• REQUEST:
Scan the listing below and copy every line holding "ylabel".

• MATERIAL PROVIDED:
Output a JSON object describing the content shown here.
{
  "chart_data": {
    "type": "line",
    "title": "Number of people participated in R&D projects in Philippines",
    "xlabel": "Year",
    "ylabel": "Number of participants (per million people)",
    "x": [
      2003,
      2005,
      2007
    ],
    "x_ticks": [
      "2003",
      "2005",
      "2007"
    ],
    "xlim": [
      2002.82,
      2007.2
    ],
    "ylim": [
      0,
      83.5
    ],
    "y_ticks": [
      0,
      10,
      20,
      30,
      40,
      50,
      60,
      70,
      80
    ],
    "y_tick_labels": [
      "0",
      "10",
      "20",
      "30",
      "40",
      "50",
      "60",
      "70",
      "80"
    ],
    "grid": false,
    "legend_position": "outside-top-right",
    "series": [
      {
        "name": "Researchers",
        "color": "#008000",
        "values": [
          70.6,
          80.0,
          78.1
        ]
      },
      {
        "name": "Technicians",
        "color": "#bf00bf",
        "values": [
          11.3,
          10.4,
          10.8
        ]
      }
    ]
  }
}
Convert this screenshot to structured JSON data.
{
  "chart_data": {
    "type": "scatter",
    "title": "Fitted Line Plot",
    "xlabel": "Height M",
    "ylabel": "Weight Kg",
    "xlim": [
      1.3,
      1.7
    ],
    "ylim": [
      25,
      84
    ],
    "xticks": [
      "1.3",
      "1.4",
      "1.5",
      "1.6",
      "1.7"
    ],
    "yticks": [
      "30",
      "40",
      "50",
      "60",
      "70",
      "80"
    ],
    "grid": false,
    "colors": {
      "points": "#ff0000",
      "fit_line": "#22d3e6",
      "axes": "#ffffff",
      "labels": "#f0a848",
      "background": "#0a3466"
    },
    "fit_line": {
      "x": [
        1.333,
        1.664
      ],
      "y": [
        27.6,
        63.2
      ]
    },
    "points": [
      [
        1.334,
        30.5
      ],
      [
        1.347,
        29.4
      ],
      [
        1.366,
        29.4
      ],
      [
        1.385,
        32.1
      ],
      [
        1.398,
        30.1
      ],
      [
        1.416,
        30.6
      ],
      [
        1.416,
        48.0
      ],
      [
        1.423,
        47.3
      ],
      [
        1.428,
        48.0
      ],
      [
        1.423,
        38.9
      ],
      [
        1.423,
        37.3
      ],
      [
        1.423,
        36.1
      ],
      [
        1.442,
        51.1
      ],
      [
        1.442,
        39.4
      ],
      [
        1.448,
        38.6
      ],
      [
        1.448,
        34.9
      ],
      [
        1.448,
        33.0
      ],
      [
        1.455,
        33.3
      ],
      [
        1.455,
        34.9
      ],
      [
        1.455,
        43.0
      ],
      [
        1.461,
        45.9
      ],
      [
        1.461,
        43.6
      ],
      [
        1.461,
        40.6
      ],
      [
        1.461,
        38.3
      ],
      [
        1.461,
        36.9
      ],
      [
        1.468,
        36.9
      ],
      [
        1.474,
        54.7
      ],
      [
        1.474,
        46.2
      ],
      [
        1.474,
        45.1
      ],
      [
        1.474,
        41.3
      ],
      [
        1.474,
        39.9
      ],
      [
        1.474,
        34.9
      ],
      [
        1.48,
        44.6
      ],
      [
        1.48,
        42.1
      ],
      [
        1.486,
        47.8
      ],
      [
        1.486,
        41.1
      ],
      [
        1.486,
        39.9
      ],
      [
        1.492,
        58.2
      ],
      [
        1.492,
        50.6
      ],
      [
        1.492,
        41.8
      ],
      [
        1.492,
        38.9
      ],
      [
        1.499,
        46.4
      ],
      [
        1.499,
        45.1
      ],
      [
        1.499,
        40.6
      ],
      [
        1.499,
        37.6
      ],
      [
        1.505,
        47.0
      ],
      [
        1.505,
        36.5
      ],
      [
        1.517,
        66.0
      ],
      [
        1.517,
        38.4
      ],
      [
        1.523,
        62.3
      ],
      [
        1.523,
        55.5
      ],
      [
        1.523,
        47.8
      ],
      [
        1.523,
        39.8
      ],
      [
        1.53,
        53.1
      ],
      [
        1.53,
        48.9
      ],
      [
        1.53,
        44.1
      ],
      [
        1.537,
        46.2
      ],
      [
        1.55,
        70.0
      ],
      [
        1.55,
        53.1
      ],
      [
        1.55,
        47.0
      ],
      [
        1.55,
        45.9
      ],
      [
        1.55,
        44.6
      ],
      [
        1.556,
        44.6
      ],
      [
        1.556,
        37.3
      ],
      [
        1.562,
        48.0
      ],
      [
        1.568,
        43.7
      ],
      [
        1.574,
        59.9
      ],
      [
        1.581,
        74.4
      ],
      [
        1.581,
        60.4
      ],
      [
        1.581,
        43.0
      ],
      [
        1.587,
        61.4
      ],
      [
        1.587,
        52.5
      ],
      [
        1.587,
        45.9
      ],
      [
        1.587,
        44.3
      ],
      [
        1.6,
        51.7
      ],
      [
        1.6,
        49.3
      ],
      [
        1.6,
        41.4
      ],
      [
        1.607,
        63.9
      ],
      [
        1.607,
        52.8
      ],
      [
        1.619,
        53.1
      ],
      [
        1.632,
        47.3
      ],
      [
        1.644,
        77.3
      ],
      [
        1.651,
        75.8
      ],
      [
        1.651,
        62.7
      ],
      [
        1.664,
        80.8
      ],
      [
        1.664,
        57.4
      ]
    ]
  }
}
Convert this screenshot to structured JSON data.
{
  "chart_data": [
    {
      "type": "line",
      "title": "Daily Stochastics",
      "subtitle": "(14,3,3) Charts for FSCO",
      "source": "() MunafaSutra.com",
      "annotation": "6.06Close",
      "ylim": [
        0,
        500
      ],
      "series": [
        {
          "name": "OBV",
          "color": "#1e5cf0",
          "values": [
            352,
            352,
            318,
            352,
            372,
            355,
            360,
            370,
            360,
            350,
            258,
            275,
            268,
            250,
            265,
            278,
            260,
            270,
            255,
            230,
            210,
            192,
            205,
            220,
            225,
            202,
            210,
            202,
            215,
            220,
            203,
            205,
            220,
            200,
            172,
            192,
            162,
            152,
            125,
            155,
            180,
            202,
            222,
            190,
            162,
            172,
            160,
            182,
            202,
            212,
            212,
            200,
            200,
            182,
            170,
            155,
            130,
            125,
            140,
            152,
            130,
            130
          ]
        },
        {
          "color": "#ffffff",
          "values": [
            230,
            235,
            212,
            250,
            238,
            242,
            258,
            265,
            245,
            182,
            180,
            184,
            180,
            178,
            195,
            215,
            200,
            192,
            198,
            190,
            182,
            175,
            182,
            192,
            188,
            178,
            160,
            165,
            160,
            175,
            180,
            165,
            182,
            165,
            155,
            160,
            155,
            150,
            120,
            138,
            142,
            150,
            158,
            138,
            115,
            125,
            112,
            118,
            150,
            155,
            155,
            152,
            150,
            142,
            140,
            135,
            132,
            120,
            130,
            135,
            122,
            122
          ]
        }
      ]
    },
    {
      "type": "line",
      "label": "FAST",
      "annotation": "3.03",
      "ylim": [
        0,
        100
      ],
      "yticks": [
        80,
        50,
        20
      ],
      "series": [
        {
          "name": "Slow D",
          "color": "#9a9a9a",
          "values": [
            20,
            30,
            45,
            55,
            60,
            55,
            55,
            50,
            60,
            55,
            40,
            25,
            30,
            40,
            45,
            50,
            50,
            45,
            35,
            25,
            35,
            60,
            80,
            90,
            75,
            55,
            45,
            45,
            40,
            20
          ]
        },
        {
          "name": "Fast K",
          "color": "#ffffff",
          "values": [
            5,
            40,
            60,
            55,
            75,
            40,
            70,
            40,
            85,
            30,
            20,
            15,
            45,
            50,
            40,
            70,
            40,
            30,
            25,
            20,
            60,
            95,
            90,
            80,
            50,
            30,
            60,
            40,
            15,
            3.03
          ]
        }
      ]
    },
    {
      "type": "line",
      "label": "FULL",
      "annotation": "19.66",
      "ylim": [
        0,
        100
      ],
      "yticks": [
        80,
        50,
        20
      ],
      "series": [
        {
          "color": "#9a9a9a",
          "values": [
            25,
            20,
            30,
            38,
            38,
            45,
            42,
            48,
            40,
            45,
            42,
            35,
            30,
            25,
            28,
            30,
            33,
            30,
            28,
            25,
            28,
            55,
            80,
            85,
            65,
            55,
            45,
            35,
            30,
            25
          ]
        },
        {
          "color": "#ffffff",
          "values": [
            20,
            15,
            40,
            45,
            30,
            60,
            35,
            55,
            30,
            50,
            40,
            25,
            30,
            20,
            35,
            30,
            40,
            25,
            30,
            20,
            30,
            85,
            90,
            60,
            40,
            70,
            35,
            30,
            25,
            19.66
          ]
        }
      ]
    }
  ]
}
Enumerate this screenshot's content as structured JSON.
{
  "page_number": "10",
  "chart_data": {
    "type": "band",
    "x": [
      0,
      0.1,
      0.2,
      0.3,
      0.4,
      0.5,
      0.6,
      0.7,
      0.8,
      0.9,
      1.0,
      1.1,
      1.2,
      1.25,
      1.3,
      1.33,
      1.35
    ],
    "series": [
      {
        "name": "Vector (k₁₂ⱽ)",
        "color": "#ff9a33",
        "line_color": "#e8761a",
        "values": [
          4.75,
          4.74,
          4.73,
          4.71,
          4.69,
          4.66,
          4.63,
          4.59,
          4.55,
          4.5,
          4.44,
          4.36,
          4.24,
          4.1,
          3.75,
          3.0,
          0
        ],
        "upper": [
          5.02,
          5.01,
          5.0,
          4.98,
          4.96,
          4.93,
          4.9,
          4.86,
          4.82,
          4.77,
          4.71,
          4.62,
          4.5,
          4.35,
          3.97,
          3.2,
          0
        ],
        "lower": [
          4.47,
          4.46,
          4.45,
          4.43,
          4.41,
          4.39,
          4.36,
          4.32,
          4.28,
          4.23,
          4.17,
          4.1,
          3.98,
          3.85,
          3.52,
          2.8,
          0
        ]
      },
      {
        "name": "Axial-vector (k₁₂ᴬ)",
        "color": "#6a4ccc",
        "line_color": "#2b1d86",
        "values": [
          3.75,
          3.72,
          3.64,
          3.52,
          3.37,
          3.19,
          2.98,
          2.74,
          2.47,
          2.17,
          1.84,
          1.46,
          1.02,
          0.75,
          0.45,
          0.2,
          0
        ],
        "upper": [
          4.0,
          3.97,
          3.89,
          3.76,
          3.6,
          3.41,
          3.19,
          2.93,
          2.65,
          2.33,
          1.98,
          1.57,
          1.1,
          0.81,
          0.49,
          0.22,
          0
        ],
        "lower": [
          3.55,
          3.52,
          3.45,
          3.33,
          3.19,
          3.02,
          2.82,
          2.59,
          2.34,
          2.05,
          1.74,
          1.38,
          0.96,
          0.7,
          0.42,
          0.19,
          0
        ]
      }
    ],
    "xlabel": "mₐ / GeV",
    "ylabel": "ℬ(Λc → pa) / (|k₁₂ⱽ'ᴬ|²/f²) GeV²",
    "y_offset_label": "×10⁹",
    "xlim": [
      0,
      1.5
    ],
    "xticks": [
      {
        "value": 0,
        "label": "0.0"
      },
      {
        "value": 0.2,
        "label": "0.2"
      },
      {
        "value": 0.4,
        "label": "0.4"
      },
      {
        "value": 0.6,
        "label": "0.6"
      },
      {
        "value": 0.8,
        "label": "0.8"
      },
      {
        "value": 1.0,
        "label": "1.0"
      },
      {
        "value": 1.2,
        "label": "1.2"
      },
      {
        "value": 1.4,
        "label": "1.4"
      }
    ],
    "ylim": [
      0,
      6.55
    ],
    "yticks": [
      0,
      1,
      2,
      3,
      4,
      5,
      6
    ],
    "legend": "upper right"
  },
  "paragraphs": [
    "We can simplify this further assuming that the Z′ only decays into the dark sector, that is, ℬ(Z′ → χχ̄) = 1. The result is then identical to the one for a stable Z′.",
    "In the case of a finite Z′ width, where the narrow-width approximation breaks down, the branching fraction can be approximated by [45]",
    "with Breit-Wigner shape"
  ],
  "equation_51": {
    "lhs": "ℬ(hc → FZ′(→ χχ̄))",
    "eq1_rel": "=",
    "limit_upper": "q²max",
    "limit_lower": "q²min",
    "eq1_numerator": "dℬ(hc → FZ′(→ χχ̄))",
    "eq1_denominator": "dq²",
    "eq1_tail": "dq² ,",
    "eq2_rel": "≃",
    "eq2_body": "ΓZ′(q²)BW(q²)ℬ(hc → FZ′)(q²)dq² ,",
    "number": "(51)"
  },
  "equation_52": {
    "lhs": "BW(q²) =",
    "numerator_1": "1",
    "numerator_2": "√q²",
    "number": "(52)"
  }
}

• EXERCISE RESPONSE:
    "ylabel": "Number of participants (per million people)",
    "ylabel": "Weight Kg",
    "ylabel": "ℬ(Λc → pa) / (|k₁₂ⱽ'ᴬ|²/f²) GeV²",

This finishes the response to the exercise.